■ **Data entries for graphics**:
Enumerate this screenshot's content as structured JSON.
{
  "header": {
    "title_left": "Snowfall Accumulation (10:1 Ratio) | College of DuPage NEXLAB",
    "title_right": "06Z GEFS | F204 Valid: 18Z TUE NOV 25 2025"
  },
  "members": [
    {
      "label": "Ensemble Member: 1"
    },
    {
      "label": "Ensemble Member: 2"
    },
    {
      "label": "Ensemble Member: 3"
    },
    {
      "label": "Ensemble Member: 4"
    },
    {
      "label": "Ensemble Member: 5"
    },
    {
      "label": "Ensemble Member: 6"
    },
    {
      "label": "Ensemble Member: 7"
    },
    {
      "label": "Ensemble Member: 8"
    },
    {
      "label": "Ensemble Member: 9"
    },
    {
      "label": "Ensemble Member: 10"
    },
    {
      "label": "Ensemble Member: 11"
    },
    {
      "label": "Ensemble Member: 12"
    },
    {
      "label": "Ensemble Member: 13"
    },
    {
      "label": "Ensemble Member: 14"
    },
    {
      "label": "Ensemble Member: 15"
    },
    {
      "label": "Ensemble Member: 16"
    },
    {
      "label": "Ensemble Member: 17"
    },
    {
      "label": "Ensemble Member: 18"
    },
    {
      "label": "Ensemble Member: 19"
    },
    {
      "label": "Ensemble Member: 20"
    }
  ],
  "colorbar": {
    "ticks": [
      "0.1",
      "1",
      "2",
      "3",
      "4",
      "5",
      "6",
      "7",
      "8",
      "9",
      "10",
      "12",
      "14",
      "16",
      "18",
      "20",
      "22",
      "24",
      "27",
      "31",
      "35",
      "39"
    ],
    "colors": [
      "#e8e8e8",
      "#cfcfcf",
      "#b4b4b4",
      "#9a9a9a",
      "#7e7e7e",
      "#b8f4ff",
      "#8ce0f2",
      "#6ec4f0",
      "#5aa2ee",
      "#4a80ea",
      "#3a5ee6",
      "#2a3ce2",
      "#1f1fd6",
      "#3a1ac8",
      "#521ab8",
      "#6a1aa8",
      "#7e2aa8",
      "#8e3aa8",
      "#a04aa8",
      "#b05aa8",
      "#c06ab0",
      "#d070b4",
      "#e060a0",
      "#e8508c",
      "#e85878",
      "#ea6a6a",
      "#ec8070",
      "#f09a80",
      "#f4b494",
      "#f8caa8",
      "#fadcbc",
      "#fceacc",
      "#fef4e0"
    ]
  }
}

■ **The exercise**:
Write the entries again, exactly as they stand.

■ **Output for this exercise**:
Enumerate this screenshot's content as structured JSON.
{
  "header": {
    "title_left": "Snowfall Accumulation (10:1 Ratio) | College of DuPage NEXLAB",
    "title_right": "06Z GEFS | F204 Valid: 18Z TUE NOV 25 2025"
  },
  "members": [
    {
      "label": "Ensemble Member: 1"
    },
    {
      "label": "Ensemble Member: 2"
    },
    {
      "label": "Ensemble Member: 3"
    },
    {
      "label": "Ensemble Member: 4"
    },
    {
      "label": "Ensemble Member: 5"
    },
    {
      "label": "Ensemble Member: 6"
    },
    {
      "label": "Ensemble Member: 7"
    },
    {
      "label": "Ensemble Member: 8"
    },
    {
      "label": "Ensemble Member: 9"
    },
    {
      "label": "Ensemble Member: 10"
    },
    {
      "label": "Ensemble Member: 11"
    },
    {
      "label": "Ensemble Member: 12"
    },
    {
      "label": "Ensemble Member: 13"
    },
    {
      "label": "Ensemble Member: 14"
    },
    {
      "label": "Ensemble Member: 15"
    },
    {
      "label": "Ensemble Member: 16"
    },
    {
      "label": "Ensemble Member: 17"
    },
    {
      "label": "Ensemble Member: 18"
    },
    {
      "label": "Ensemble Member: 19"
    },
    {
      "label": "Ensemble Member: 20"
    }
  ],
  "colorbar": {
    "ticks": [
      "0.1",
      "1",
      "2",
      "3",
      "4",
      "5",
      "6",
      "7",
      "8",
      "9",
      "10",
      "12",
      "14",
      "16",
      "18",
      "20",
      "22",
      "24",
      "27",
      "31",
      "35",
      "39"
    ],
    "colors": [
      "#e8e8e8",
      "#cfcfcf",
      "#b4b4b4",
      "#9a9a9a",
      "#7e7e7e",
      "#b8f4ff",
      "#8ce0f2",
      "#6ec4f0",
      "#5aa2ee",
      "#4a80ea",
      "#3a5ee6",
      "#2a3ce2",
      "#1f1fd6",
      "#3a1ac8",
      "#521ab8",
      "#6a1aa8",
      "#7e2aa8",
      "#8e3aa8",
      "#a04aa8",
      "#b05aa8",
      "#c06ab0",
      "#d070b4",
      "#e060a0",
      "#e8508c",
      "#e85878",
      "#ea6a6a",
      "#ec8070",
      "#f09a80",
      "#f4b494",
      "#f8caa8",
      "#fadcbc",
      "#fceacc",
      "#fef4e0"
    ]
  }
}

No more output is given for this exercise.